▸ **WORK INSTRUCTIONS**
Give the number of lines holding the string "авиации" and nothing more.

▸ **STORED ROWS**

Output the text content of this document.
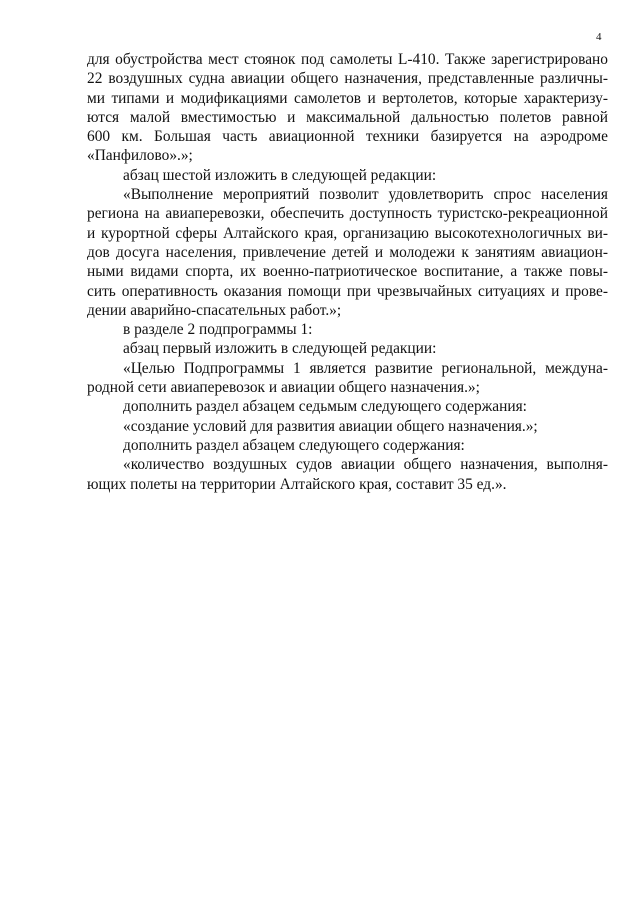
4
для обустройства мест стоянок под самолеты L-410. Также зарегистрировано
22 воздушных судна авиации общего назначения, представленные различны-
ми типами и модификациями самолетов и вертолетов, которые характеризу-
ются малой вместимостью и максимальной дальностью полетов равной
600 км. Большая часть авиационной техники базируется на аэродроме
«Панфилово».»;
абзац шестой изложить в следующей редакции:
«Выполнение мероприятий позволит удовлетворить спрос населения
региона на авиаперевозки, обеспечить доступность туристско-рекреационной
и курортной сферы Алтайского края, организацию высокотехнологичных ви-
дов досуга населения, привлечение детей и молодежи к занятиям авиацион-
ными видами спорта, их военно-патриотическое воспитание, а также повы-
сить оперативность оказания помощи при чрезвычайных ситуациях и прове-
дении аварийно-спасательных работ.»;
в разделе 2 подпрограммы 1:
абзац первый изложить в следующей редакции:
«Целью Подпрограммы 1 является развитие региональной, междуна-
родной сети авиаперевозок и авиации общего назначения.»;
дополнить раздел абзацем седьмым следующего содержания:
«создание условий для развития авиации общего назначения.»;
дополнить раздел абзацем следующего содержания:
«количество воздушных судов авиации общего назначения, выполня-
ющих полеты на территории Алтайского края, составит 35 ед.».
...
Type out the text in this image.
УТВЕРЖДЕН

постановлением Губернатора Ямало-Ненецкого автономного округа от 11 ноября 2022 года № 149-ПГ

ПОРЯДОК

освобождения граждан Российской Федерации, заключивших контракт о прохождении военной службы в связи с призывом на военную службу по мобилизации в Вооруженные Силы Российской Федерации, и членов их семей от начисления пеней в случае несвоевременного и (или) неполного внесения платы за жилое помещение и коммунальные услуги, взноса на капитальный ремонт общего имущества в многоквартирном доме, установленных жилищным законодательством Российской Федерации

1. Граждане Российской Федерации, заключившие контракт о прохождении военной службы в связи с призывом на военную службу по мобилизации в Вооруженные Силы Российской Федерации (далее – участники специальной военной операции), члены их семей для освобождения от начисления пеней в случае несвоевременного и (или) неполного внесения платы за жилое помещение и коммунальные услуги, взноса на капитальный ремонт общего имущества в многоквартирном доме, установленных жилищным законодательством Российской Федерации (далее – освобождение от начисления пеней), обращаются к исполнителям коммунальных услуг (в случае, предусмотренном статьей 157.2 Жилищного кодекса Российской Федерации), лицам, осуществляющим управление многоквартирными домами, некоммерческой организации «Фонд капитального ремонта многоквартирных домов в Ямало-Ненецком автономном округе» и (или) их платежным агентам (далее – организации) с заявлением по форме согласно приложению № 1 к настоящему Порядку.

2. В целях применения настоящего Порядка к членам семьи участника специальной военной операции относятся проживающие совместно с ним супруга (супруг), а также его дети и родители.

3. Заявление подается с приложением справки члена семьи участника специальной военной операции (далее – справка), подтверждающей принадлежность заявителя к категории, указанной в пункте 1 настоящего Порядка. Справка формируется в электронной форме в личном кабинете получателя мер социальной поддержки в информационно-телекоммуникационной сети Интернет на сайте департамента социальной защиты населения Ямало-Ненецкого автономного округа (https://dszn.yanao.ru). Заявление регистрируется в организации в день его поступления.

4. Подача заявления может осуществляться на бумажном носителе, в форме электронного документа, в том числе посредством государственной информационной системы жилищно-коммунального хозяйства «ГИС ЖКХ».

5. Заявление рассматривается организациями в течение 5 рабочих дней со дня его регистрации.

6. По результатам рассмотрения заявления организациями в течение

▸ **RESULT OF THIS EXERCISE**
4